• What the task asks
Set down the data below without change, skipping the pictures it holds.

BEGIN

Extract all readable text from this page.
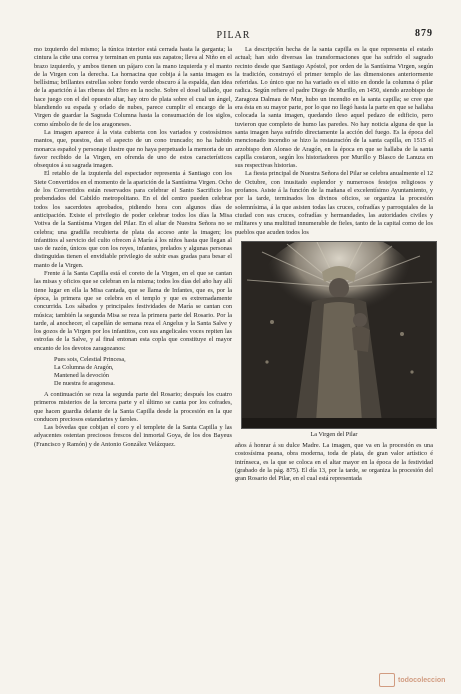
PILAR	879

mo izquierdo del mismo; la túnica interior está cerrada hasta la garganta; la cintura la ciñe una correa y terminan en punta sus zapatos; lleva al Niño en el brazo izquierdo, y ambos tienen un pájaro con la mano izquierda y el manto de la Virgen con la derecha. La hornacina que cobija á la santa imagen es bellísima; brillantes estrellas sobre fondo verde obscuro á la espalda, dan idea de la aparición á las riberas del Ebro en la noche. Sobre el dosel tallado, que hace juego con el del opuesto altar, hay otro de plata sobre el cual un ángel, blandiendo su espada y orlado de nubes, parece cumplir el encargo de la Virgen de guardar la Sagrada Columna hasta la consumación de los siglos, como símbolo de fe de los aragoneses.

La imagen aparece á la vista cubierta con los variados y costosísimos mantos, que, puestos, dan el aspecto de un cono truncado; no ha habido monarca español y personaje ilustre que no haya perpetuado la memoria de un favor recibido de la Virgen, en ofrenda de uno de estos característicos obsequios á su sagrada imagen.

El retablo de la izquierda del espectador representa á Santiago con los Siete Convertidos en el momento de la aparición de la Santísima Virgen. Ocho de los Convertidos están reservados para celebrar el Santo Sacrificio los prebendados del Cabildo metropolitano. En el del centro pueden celebrar todos los sacerdotes aprobados, pidiendo hora con algunos días de anticipación. Existe el privilegio de poder celebrar todos los días la Misa Votiva de la Santísima Virgen del Pilar. En el altar de Nuestra Señora no se celebra; una gradilla recubierta de plata da acceso ante la imagen; los infantitos al servicio del culto ofrecen á María á los niños hasta que llegan al uso de razón, únicos que con los reyes, infantes, prelados y algunas personas distinguidas tienen el envidiable privilegio de subir esas gradas para besar el manto de la Virgen.

Frente á la Santa Capilla está el coreto de la Virgen, en el que se cantan las misas y oficios que se celebran en la misma; todos los días del año hay allí tiene lugar en ella la Misa cantada, que se llama de Infantes, que es, por la época, la primera que se celebra en el templo y que es extremadamente concurrida. Los sábados y principales festividades de María se cantan con música; también la segunda Misa se reza la primera parte del Rosario. Por la tarde, al anochecer, el capellán de semana reza el Angelus y la Santa Salve y los gozos de la Virgen por los infantitos, con sus angelicales voces repiten las estrofas de la Salve, y al final entonan esta copla que constituye el mayor encanto de los devotos zaragozanos:

Pues sois, Celestial Princesa,
La Columna de Aragón,
Mantened la devoción
De nuestra fe aragonesa.

A continuación se reza la segunda parte del Rosario; después los cuatro primeros misterios de la tercera parte y el último se canta por los cofrades, que hacen guardia delante de la Santa Capilla desde la procesión en la que conducen preciosos estandartes y faroles.

Las bóvedas que cobijan el coro y el templete de la Santa Capilla y las adyacentes ostentan preciosos frescos del inmortal Goya, de los dos Bayeus (Francisco y Ramón) y de Antonio González Velázquez.

La descripción hecha de la santa capilla es la que representa el estado actual; han sido diversas las transformaciones que ha sufrido el sagrado recinto desde que Santiago Apóstol, por orden de la Santísima Virgen, según la tradición, construyó el primer templo de las dimensiones anteriormente referidas. Lo único que no ha variado es el sitio en donde la columna ó pilar radica. Según refiere el padre Diego de Murillo, en 1450, siendo arzobispo de Zaragoza Dalmau de Mur, hubo un incendio en la santa capilla; se cree que era ésta en su mayor parte, por lo que no llegó hasta la parte en que se hallaba colocada la santa imagen, quedando ileso aquel pedazo de edificio, pero tuvieron que completo de humo las paredes. No hay noticia alguna de que la santa imagen haya sufrido directamente la acción del fuego. Es la época del mencionado incendio se hizo la restauración de la santa capilla, en 1515 el arzobispo don Alonso de Aragón, en la época en que se hallaba de la santa capilla costaron, según los historiadores por Murillo y Blasco de Lanuza en sus respectivas historias.

La fiesta principal de Nuestra Señora del Pilar se celebra anualmente el 12 de Octubre, con inusitado esplendor y numerosos festejos religiosos y profanos. Asiste á la función de la mañana el excelentísimo Ayuntamiento, y por la tarde, terminados los divinos oficios, se organiza la procesión solemnísima, á la que asisten todas las cruces, cofradías y parroquiales de la ciudad con sus cruces, cofradías y hermandades, las autoridades civiles y militares y una multitud innumerable de fieles, tanto de la capital como de los pueblos que acuden todos los

La Virgen del Pilar

años á honrar á su dulce Madre. La imagen, que va en la procesión es una costosísima peana, obra moderna, toda de plata, de gran valor artístico é intrínseca, es la que se coloca en el altar mayor en la época de la festividad (grabado de la pág. 875). El día 13, por la tarde, se organiza la procesión del gran Rosario del Pilar, en el cual está representada

todocoleccion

END

• Completed task
Extract all readable text from this page.
PILAR	879

mo izquierdo del mismo; la túnica interior está cerrada hasta la garganta; la cintura la ciñe una correa y terminan en punta sus zapatos; lleva al Niño en el brazo izquierdo, y ambos tienen un pájaro con la mano izquierda y el manto de la Virgen con la derecha. La hornacina que cobija á la santa imagen es bellísima; brillantes estrellas sobre fondo verde obscuro á la espalda, dan idea de la aparición á las riberas del Ebro en la noche. Sobre el dosel tallado, que hace juego con el del opuesto altar, hay otro de plata sobre el cual un ángel, blandiendo su espada y orlado de nubes, parece cumplir el encargo de la Virgen de guardar la Sagrada Columna hasta la consumación de los siglos, como símbolo de fe de los aragoneses.

La imagen aparece á la vista cubierta con los variados y costosísimos mantos, que, puestos, dan el aspecto de un cono truncado; no ha habido monarca español y personaje ilustre que no haya perpetuado la memoria de un favor recibido de la Virgen, en ofrenda de uno de estos característicos obsequios á su sagrada imagen.

El retablo de la izquierda del espectador representa á Santiago con los Siete Convertidos en el momento de la aparición de la Santísima Virgen. Ocho de los Convertidos están reservados para celebrar el Santo Sacrificio los prebendados del Cabildo metropolitano. En el del centro pueden celebrar todos los sacerdotes aprobados, pidiendo hora con algunos días de anticipación. Existe el privilegio de poder celebrar todos los días la Misa Votiva de la Santísima Virgen del Pilar. En el altar de Nuestra Señora no se celebra; una gradilla recubierta de plata da acceso ante la imagen; los infantitos al servicio del culto ofrecen á María á los niños hasta que llegan al uso de razón, únicos que con los reyes, infantes, prelados y algunas personas distinguidas tienen el envidiable privilegio de subir esas gradas para besar el manto de la Virgen.

Frente á la Santa Capilla está el coreto de la Virgen, en el que se cantan las misas y oficios que se celebran en la misma; todos los días del año hay allí tiene lugar en ella la Misa cantada, que se llama de Infantes, que es, por la época, la primera que se celebra en el templo y que es extremadamente concurrida. Los sábados y principales festividades de María se cantan con música; también la segunda Misa se reza la primera parte del Rosario. Por la tarde, al anochecer, el capellán de semana reza el Angelus y la Santa Salve y los gozos de la Virgen por los infantitos, con sus angelicales voces repiten las estrofas de la Salve, y al final entonan esta copla que constituye el mayor encanto de los devotos zaragozanos:

Pues sois, Celestial Princesa,
La Columna de Aragón,
Mantened la devoción
De nuestra fe aragonesa.

A continuación se reza la segunda parte del Rosario; después los cuatro primeros misterios de la tercera parte y el último se canta por los cofrades, que hacen guardia delante de la Santa Capilla desde la procesión en la que conducen preciosos estandartes y faroles.

Las bóvedas que cobijan el coro y el templete de la Santa Capilla y las adyacentes ostentan preciosos frescos del inmortal Goya, de los dos Bayeus (Francisco y Ramón) y de Antonio González Velázquez.

La descripción hecha de la santa capilla es la que representa el estado actual; han sido diversas las transformaciones que ha sufrido el sagrado recinto desde que Santiago Apóstol, por orden de la Santísima Virgen, según la tradición, construyó el primer templo de las dimensiones anteriormente referidas. Lo único que no ha variado es el sitio en donde la columna ó pilar radica. Según refiere el padre Diego de Murillo, en 1450, siendo arzobispo de Zaragoza Dalmau de Mur, hubo un incendio en la santa capilla; se cree que era ésta en su mayor parte, por lo que no llegó hasta la parte en que se hallaba colocada la santa imagen, quedando ileso aquel pedazo de edificio, pero tuvieron que completo de humo las paredes. No hay noticia alguna de que la santa imagen haya sufrido directamente la acción del fuego. Es la época del mencionado incendio se hizo la restauración de la santa capilla, en 1515 el arzobispo don Alonso de Aragón, en la época en que se hallaba de la santa capilla costaron, según los historiadores por Murillo y Blasco de Lanuza en sus respectivas historias.

La fiesta principal de Nuestra Señora del Pilar se celebra anualmente el 12 de Octubre, con inusitado esplendor y numerosos festejos religiosos y profanos. Asiste á la función de la mañana el excelentísimo Ayuntamiento, y por la tarde, terminados los divinos oficios, se organiza la procesión solemnísima, á la que asisten todas las cruces, cofradías y parroquiales de la ciudad con sus cruces, cofradías y hermandades, las autoridades civiles y militares y una multitud innumerable de fieles, tanto de la capital como de los pueblos que acuden todos los

La Virgen del Pilar

años á honrar á su dulce Madre. La imagen, que va en la procesión es una costosísima peana, obra moderna, toda de plata, de gran valor artístico é intrínseca, es la que se coloca en el altar mayor en la época de la festividad (grabado de la pág. 875). El día 13, por la tarde, se organiza la procesión del gran Rosario del Pilar, en el cual está representada

todocoleccion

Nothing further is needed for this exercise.